### Do this
Look through the records below, and copy out every line that holds the string "Settle".

※ ※ ※

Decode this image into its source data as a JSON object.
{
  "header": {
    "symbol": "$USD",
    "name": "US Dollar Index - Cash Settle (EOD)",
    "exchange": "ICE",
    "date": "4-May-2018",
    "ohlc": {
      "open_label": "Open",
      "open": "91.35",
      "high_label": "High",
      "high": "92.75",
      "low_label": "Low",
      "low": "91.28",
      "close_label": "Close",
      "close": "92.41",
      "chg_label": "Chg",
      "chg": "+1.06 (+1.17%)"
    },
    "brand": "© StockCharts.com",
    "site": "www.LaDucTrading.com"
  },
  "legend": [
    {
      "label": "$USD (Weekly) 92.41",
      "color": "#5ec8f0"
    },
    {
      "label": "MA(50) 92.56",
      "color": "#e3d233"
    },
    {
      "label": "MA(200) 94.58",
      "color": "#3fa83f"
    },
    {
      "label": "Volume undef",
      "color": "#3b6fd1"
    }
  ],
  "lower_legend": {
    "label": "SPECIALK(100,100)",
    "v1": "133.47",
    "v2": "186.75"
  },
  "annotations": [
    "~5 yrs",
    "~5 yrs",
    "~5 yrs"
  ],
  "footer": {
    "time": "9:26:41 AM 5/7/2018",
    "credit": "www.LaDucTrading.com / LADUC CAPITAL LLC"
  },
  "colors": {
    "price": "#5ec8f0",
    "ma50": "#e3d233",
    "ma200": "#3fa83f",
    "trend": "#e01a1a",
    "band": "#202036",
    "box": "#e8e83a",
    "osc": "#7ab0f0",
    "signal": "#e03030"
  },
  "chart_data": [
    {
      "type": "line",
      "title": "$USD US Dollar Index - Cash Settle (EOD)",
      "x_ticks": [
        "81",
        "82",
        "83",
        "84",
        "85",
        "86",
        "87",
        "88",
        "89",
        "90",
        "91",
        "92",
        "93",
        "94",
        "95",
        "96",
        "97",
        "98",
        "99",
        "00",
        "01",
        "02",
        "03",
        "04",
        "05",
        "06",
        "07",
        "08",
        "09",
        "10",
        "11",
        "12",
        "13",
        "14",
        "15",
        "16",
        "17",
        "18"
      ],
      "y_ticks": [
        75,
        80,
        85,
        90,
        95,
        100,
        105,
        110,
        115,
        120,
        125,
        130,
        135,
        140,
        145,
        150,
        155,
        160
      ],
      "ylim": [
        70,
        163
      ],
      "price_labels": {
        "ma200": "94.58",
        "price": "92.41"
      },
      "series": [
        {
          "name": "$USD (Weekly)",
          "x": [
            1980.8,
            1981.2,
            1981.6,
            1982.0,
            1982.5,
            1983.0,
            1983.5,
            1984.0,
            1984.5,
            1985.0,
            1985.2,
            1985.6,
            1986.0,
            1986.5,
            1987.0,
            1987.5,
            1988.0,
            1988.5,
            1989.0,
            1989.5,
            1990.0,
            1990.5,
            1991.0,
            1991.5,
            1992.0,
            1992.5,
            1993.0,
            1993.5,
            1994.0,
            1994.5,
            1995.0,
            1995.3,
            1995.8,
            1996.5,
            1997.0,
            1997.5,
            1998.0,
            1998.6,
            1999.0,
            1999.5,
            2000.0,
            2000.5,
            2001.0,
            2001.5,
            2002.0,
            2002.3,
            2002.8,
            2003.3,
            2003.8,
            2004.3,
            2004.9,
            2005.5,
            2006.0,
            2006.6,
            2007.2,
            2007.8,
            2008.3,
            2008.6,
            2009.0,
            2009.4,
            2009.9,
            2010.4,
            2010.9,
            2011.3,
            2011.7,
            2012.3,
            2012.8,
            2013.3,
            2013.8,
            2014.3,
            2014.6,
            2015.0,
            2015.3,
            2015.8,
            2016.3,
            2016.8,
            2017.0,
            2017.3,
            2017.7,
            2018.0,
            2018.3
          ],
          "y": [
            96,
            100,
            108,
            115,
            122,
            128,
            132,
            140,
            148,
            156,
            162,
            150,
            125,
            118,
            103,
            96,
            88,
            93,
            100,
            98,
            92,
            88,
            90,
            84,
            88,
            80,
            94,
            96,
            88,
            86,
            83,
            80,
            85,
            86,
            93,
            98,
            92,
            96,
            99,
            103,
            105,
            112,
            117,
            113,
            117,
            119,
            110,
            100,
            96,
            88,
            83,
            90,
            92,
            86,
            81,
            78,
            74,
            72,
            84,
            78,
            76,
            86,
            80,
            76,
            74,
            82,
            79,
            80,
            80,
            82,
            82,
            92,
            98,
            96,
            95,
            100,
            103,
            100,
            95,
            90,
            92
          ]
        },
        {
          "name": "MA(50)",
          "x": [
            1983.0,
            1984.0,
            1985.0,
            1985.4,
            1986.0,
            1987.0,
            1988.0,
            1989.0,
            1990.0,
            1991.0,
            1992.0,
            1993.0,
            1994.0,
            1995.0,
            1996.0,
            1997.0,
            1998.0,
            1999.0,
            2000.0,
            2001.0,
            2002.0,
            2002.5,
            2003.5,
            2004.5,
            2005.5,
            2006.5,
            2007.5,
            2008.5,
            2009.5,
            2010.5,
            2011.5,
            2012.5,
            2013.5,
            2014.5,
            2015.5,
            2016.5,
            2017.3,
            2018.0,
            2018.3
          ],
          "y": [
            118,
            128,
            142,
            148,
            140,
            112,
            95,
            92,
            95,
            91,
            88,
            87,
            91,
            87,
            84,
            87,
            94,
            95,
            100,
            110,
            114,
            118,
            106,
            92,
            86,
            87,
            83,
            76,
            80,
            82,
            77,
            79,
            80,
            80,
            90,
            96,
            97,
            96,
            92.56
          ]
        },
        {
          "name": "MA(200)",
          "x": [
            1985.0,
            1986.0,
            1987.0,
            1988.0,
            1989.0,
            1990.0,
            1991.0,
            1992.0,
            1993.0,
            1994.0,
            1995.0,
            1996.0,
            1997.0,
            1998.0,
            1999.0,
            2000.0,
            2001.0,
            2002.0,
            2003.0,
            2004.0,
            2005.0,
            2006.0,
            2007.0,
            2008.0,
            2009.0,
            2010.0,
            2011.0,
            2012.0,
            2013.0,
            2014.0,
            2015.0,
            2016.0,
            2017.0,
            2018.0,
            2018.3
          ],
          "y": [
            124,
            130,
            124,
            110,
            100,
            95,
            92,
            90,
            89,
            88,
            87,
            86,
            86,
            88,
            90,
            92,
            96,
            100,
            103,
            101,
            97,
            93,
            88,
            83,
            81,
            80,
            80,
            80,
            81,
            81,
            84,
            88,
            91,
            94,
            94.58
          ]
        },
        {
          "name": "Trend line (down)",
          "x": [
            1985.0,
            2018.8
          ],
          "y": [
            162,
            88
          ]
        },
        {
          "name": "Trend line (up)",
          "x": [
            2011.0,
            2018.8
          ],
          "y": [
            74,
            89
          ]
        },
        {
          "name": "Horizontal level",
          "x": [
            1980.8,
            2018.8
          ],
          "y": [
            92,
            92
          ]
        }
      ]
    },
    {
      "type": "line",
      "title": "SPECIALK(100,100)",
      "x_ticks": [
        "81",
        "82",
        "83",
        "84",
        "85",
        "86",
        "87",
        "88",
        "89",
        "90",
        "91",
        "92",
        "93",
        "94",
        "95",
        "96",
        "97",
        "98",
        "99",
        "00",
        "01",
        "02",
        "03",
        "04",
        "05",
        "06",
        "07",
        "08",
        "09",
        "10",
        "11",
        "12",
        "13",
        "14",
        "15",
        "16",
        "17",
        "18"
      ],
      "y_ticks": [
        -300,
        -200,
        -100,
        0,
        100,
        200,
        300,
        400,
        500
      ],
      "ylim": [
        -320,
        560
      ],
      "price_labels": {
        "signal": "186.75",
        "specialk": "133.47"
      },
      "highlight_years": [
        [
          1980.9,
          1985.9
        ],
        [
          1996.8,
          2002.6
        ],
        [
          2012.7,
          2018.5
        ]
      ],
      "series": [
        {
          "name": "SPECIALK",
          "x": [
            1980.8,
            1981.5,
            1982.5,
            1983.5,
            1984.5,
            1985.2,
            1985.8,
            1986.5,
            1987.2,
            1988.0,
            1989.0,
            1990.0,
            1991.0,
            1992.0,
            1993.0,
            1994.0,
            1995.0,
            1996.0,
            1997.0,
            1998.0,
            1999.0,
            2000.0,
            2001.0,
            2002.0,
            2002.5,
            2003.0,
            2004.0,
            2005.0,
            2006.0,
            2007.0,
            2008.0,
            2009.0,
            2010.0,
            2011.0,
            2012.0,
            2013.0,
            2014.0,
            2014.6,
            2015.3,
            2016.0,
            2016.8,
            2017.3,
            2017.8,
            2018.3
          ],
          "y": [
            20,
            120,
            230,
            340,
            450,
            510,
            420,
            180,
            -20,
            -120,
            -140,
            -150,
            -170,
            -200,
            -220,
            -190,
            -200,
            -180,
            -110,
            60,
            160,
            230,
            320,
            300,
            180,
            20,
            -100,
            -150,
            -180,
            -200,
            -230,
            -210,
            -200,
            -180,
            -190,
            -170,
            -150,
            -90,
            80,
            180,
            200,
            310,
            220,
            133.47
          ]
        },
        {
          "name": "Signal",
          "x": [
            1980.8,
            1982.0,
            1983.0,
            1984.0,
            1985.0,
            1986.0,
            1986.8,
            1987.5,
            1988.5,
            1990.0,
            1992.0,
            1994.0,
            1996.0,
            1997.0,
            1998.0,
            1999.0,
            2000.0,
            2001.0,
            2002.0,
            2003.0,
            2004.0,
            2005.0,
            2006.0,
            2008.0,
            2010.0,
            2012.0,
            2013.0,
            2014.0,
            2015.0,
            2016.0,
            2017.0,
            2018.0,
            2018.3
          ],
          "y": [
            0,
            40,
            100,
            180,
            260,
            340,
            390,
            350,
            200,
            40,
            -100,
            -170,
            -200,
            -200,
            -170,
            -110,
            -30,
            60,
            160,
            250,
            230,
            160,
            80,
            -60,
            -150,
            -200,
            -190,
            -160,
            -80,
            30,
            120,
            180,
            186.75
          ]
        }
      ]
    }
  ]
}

※ ※ ※

### Worked solution
    "name": "US Dollar Index - Cash Settle (EOD)",
      "title": "$USD US Dollar Index - Cash Settle (EOD)",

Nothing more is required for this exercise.